Supplied material:
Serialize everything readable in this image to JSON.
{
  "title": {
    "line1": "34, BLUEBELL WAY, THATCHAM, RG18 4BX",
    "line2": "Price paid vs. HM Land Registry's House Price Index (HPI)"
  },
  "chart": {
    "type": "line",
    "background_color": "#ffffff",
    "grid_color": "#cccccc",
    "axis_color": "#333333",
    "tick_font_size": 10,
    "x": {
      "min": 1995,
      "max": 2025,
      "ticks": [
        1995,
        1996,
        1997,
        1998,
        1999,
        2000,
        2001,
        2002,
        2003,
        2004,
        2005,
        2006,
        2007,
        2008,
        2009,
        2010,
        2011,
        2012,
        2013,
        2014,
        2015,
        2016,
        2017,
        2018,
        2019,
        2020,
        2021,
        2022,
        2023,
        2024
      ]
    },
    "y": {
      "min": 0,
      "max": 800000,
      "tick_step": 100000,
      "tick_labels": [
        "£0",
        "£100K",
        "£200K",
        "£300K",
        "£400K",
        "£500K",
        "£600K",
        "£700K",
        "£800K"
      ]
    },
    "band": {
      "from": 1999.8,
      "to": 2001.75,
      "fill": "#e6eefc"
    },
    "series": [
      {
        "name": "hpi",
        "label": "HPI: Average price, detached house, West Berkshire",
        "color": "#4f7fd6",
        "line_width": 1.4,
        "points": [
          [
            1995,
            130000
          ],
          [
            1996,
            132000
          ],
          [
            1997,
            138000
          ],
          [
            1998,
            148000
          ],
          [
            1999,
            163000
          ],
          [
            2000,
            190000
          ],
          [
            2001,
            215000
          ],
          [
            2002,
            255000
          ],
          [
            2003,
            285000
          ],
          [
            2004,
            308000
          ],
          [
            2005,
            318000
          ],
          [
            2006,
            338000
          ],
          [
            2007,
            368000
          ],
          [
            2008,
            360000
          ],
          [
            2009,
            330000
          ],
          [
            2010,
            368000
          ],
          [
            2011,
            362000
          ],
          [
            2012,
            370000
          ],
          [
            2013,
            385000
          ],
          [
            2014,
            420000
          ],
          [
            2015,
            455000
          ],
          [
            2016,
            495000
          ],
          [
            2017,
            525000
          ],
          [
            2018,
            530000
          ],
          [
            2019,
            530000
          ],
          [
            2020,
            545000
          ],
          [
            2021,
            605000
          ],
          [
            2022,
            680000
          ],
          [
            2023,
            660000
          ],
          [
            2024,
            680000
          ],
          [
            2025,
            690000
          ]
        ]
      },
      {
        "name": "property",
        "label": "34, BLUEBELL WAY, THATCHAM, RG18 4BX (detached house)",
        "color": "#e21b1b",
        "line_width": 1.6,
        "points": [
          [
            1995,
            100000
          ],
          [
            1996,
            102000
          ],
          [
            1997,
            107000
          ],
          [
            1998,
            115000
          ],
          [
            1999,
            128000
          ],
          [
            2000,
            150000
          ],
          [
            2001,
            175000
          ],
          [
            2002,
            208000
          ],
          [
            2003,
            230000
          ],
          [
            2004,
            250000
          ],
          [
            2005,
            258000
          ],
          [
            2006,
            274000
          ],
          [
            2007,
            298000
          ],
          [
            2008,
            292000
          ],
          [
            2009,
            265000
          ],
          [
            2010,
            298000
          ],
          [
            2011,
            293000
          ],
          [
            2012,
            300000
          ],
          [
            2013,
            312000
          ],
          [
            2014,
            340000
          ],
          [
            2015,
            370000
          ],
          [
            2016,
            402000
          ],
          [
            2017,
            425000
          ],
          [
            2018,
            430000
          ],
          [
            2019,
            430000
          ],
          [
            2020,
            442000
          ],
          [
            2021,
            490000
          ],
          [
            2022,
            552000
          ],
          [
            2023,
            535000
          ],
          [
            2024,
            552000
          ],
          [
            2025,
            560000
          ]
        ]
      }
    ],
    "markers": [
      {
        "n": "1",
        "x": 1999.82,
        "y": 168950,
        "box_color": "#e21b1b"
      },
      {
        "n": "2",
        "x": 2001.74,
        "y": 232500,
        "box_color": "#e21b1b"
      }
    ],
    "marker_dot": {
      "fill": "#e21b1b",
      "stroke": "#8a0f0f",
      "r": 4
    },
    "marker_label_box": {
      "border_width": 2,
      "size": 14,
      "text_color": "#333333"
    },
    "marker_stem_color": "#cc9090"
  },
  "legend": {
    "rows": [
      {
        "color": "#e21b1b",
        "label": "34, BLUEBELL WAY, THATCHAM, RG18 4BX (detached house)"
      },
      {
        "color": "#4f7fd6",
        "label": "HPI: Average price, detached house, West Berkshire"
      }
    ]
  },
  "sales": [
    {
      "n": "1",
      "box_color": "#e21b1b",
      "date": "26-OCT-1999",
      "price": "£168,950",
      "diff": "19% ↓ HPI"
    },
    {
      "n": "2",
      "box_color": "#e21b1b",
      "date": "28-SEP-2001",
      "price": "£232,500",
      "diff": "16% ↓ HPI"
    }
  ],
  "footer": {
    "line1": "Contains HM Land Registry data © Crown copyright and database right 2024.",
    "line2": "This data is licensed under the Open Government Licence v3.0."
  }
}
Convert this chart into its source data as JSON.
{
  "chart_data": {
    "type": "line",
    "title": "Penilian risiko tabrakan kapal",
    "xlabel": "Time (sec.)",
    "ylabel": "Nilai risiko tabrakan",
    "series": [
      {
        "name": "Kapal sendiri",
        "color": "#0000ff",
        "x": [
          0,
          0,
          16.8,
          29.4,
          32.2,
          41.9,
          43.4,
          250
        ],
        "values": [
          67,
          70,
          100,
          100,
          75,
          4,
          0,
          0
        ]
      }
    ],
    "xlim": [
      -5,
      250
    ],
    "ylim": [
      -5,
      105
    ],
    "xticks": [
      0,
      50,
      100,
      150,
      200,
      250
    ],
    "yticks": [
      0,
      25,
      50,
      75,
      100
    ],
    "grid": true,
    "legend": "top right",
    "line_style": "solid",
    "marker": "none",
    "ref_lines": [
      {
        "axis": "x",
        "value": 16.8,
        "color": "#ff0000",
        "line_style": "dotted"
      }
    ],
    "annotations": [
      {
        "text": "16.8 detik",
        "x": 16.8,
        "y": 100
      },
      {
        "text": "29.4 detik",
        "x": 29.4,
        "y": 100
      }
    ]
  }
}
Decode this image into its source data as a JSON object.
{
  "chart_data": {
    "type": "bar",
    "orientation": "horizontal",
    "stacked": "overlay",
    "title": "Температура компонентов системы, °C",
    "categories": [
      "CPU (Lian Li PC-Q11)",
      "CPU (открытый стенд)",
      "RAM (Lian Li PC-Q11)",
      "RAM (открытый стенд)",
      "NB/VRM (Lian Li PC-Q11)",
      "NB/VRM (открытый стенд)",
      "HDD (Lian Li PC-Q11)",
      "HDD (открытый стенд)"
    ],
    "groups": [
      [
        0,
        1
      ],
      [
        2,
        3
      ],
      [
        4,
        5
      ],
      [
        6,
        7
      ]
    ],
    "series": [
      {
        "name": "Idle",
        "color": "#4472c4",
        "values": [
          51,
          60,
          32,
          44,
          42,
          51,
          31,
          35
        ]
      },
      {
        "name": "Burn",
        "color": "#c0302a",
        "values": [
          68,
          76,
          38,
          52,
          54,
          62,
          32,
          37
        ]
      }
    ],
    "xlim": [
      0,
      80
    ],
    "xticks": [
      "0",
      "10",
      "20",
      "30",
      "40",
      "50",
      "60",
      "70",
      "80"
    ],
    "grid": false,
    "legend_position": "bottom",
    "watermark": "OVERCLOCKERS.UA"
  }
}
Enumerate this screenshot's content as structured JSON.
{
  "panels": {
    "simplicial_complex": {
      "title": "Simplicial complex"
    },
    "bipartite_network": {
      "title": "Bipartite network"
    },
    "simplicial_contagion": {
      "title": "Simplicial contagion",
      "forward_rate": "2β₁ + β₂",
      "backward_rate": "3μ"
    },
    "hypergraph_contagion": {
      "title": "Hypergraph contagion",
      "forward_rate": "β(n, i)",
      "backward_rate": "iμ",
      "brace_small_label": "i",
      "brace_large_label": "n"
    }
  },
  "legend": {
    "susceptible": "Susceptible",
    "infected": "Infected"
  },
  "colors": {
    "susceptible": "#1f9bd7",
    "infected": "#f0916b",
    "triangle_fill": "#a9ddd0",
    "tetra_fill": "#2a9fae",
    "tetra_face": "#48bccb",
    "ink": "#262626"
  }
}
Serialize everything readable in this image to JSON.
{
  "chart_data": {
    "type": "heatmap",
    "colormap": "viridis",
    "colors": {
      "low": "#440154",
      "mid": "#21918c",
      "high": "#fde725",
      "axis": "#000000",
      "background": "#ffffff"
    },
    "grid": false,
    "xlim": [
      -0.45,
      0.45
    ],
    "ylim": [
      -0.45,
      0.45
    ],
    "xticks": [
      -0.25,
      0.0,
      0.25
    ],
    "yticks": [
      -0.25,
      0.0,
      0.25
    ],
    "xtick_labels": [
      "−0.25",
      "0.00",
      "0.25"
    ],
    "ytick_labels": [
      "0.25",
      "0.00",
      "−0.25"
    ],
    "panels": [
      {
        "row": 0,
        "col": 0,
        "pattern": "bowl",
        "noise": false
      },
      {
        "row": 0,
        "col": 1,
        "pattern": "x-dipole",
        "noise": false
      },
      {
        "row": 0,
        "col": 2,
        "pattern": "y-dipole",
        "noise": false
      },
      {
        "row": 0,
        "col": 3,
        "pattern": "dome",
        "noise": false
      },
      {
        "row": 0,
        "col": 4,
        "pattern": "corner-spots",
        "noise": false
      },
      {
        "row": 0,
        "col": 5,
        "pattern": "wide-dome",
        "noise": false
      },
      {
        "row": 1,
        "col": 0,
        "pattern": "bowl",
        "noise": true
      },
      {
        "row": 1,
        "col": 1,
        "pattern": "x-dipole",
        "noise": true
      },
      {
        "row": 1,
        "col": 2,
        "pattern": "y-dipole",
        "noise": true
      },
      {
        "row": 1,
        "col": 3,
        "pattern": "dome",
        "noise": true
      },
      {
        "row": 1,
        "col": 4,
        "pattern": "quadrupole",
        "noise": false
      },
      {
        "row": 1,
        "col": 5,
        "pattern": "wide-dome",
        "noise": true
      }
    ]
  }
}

Exercise: Return each full line of the entries that contains the word "into".

Output below:
Convert this chart into its source data as JSON.
Decode this image into its source data as a JSON object.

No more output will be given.